• _GOAL_:
Repeat every record below exactly as written.

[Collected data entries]
· · · · ·

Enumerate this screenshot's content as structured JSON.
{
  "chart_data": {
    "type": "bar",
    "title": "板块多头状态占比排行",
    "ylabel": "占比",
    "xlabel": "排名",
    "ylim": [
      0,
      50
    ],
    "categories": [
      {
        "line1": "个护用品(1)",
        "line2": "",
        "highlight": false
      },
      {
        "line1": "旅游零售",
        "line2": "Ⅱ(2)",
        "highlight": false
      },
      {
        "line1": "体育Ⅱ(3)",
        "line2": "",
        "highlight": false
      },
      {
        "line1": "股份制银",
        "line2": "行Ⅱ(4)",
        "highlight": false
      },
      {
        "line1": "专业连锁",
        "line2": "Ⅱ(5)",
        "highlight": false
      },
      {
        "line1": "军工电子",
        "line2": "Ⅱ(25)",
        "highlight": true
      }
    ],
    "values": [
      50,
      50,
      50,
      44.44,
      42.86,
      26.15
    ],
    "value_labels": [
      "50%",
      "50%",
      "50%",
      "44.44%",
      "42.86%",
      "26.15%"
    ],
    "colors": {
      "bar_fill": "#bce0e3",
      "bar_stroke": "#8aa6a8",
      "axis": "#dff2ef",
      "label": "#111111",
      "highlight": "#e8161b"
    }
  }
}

· · · · ·

• _CORRECT OUTPUT_:
Enumerate this screenshot's content as structured JSON.
{
  "chart_data": {
    "type": "bar",
    "title": "板块多头状态占比排行",
    "ylabel": "占比",
    "xlabel": "排名",
    "ylim": [
      0,
      50
    ],
    "categories": [
      {
        "line1": "个护用品(1)",
        "line2": "",
        "highlight": false
      },
      {
        "line1": "旅游零售",
        "line2": "Ⅱ(2)",
        "highlight": false
      },
      {
        "line1": "体育Ⅱ(3)",
        "line2": "",
        "highlight": false
      },
      {
        "line1": "股份制银",
        "line2": "行Ⅱ(4)",
        "highlight": false
      },
      {
        "line1": "专业连锁",
        "line2": "Ⅱ(5)",
        "highlight": false
      },
      {
        "line1": "军工电子",
        "line2": "Ⅱ(25)",
        "highlight": true
      }
    ],
    "values": [
      50,
      50,
      50,
      44.44,
      42.86,
      26.15
    ],
    "value_labels": [
      "50%",
      "50%",
      "50%",
      "44.44%",
      "42.86%",
      "26.15%"
    ],
    "colors": {
      "bar_fill": "#bce0e3",
      "bar_stroke": "#8aa6a8",
      "axis": "#dff2ef",
      "label": "#111111",
      "highlight": "#e8161b"
    }
  }
}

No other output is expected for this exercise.